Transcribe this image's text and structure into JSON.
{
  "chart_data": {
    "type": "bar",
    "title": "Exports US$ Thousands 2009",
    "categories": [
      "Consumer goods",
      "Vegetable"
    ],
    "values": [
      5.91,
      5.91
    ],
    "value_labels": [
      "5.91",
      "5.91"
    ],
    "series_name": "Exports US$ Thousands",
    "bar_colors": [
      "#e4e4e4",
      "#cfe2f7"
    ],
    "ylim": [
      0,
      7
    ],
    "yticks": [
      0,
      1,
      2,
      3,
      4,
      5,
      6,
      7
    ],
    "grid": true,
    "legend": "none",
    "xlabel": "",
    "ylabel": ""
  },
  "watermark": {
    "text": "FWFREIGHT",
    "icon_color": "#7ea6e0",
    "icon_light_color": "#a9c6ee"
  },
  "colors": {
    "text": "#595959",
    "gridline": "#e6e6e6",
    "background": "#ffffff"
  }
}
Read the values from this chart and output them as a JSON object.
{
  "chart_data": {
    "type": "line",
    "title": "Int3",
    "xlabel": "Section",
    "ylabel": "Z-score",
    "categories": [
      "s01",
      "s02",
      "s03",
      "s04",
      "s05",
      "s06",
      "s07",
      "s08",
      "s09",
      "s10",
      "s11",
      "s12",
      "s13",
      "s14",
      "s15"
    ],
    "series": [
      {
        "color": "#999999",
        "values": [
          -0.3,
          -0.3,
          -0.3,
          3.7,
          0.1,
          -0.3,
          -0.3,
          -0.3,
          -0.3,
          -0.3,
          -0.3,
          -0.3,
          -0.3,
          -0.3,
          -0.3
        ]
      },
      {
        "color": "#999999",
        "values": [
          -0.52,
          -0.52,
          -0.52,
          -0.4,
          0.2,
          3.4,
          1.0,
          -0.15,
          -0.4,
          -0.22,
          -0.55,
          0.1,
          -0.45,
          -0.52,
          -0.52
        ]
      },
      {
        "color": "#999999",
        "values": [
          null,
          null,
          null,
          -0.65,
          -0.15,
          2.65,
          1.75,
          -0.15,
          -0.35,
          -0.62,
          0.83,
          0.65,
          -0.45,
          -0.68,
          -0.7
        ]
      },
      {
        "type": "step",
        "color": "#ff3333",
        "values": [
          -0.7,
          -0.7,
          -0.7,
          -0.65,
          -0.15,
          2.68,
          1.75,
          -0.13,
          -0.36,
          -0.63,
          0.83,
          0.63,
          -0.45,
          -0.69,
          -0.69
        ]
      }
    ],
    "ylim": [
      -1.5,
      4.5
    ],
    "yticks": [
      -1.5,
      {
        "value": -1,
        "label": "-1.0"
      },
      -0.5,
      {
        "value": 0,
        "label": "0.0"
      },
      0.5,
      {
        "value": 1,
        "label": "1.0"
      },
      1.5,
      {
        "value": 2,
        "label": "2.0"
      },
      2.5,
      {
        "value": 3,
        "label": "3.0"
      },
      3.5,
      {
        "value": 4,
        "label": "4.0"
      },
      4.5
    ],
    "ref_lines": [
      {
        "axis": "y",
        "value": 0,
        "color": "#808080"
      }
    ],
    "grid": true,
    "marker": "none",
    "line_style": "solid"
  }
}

**Problem:**
Using the material above, print every entry exactly as written.

**Finished exercise:**
Transcribe this image's text and structure into JSON.
{
  "chart_data": {
    "type": "bar",
    "title": "Exports US$ Thousands 2009",
    "categories": [
      "Consumer goods",
      "Vegetable"
    ],
    "values": [
      5.91,
      5.91
    ],
    "value_labels": [
      "5.91",
      "5.91"
    ],
    "series_name": "Exports US$ Thousands",
    "bar_colors": [
      "#e4e4e4",
      "#cfe2f7"
    ],
    "ylim": [
      0,
      7
    ],
    "yticks": [
      0,
      1,
      2,
      3,
      4,
      5,
      6,
      7
    ],
    "grid": true,
    "legend": "none",
    "xlabel": "",
    "ylabel": ""
  },
  "watermark": {
    "text": "FWFREIGHT",
    "icon_color": "#7ea6e0",
    "icon_light_color": "#a9c6ee"
  },
  "colors": {
    "text": "#595959",
    "gridline": "#e6e6e6",
    "background": "#ffffff"
  }
}
Read the values from this chart and output them as a JSON object.
{
  "chart_data": {
    "type": "line",
    "title": "Int3",
    "xlabel": "Section",
    "ylabel": "Z-score",
    "categories": [
      "s01",
      "s02",
      "s03",
      "s04",
      "s05",
      "s06",
      "s07",
      "s08",
      "s09",
      "s10",
      "s11",
      "s12",
      "s13",
      "s14",
      "s15"
    ],
    "series": [
      {
        "color": "#999999",
        "values": [
          -0.3,
          -0.3,
          -0.3,
          3.7,
          0.1,
          -0.3,
          -0.3,
          -0.3,
          -0.3,
          -0.3,
          -0.3,
          -0.3,
          -0.3,
          -0.3,
          -0.3
        ]
      },
      {
        "color": "#999999",
        "values": [
          -0.52,
          -0.52,
          -0.52,
          -0.4,
          0.2,
          3.4,
          1.0,
          -0.15,
          -0.4,
          -0.22,
          -0.55,
          0.1,
          -0.45,
          -0.52,
          -0.52
        ]
      },
      {
        "color": "#999999",
        "values": [
          null,
          null,
          null,
          -0.65,
          -0.15,
          2.65,
          1.75,
          -0.15,
          -0.35,
          -0.62,
          0.83,
          0.65,
          -0.45,
          -0.68,
          -0.7
        ]
      },
      {
        "type": "step",
        "color": "#ff3333",
        "values": [
          -0.7,
          -0.7,
          -0.7,
          -0.65,
          -0.15,
          2.68,
          1.75,
          -0.13,
          -0.36,
          -0.63,
          0.83,
          0.63,
          -0.45,
          -0.69,
          -0.69
        ]
      }
    ],
    "ylim": [
      -1.5,
      4.5
    ],
    "yticks": [
      -1.5,
      {
        "value": -1,
        "label": "-1.0"
      },
      -0.5,
      {
        "value": 0,
        "label": "0.0"
      },
      0.5,
      {
        "value": 1,
        "label": "1.0"
      },
      1.5,
      {
        "value": 2,
        "label": "2.0"
      },
      2.5,
      {
        "value": 3,
        "label": "3.0"
      },
      3.5,
      {
        "value": 4,
        "label": "4.0"
      },
      4.5
    ],
    "ref_lines": [
      {
        "axis": "y",
        "value": 0,
        "color": "#808080"
      }
    ],
    "grid": true,
    "marker": "none",
    "line_style": "solid"
  }
}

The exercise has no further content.